# Brief
Wherever a line below holds the word "title", copy that line.

===== Stored records =====

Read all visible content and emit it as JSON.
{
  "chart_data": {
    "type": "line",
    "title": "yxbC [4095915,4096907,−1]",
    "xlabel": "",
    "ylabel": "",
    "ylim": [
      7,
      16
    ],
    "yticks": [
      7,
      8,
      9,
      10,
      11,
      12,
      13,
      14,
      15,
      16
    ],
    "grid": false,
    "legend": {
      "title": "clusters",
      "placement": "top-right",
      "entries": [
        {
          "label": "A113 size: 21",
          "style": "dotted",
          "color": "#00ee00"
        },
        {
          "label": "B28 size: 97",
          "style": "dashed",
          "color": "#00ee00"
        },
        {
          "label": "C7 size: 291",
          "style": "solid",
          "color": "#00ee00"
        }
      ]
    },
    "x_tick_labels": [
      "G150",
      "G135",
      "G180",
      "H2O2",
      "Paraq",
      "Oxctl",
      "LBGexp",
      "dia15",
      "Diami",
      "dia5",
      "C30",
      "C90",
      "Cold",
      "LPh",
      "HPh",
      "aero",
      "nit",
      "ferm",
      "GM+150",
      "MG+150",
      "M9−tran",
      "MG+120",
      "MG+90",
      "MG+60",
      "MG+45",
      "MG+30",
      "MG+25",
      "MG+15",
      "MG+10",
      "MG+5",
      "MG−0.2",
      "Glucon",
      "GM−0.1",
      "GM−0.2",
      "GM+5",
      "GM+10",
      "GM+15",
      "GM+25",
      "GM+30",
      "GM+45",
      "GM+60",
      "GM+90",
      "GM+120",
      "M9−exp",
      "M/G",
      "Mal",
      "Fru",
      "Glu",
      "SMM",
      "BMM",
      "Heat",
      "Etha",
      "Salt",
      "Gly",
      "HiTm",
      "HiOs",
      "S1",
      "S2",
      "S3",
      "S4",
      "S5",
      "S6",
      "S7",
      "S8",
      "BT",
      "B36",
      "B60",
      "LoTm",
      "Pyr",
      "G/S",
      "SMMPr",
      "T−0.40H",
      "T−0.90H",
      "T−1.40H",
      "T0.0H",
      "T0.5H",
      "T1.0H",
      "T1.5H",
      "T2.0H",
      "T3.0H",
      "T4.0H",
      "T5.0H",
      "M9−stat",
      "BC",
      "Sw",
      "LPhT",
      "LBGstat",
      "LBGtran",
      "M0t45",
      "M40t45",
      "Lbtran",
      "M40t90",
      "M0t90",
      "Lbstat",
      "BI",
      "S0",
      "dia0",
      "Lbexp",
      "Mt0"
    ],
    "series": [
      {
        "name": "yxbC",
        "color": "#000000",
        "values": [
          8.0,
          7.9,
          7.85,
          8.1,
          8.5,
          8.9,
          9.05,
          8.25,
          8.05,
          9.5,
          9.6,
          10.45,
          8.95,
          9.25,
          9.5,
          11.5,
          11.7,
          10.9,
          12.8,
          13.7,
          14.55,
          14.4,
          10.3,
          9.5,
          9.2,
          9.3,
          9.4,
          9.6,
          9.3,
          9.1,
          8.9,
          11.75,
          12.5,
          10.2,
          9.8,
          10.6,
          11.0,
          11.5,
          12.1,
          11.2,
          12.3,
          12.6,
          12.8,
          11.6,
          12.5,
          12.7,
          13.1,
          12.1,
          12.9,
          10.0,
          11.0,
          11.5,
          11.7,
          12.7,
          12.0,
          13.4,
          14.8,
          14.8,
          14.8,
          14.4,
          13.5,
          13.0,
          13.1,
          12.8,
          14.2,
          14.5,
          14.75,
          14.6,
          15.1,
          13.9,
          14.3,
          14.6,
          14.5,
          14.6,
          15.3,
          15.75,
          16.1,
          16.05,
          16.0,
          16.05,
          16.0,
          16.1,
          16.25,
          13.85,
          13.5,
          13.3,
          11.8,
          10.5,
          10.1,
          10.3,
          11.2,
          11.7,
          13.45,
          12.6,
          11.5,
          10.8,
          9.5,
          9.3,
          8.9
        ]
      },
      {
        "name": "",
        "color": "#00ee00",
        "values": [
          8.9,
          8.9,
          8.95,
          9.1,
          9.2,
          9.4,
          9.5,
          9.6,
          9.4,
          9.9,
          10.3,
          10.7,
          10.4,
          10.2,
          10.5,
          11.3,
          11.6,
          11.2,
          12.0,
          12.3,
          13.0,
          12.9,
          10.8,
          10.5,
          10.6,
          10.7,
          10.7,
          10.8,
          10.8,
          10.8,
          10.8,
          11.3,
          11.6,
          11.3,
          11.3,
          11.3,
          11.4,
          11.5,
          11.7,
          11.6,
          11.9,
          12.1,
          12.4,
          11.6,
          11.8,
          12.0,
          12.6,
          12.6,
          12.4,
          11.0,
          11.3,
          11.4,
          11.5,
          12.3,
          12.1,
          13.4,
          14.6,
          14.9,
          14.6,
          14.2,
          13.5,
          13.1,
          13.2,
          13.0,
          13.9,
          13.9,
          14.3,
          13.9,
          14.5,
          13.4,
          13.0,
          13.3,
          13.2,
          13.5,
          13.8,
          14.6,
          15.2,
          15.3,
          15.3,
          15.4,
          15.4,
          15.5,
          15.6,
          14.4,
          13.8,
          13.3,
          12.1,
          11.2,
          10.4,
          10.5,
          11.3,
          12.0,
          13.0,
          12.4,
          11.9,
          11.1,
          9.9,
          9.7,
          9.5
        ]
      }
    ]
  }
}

=====

# Complete answer
    "title": "yxbC [4095915,4096907,−1]",
      "title": "clusters",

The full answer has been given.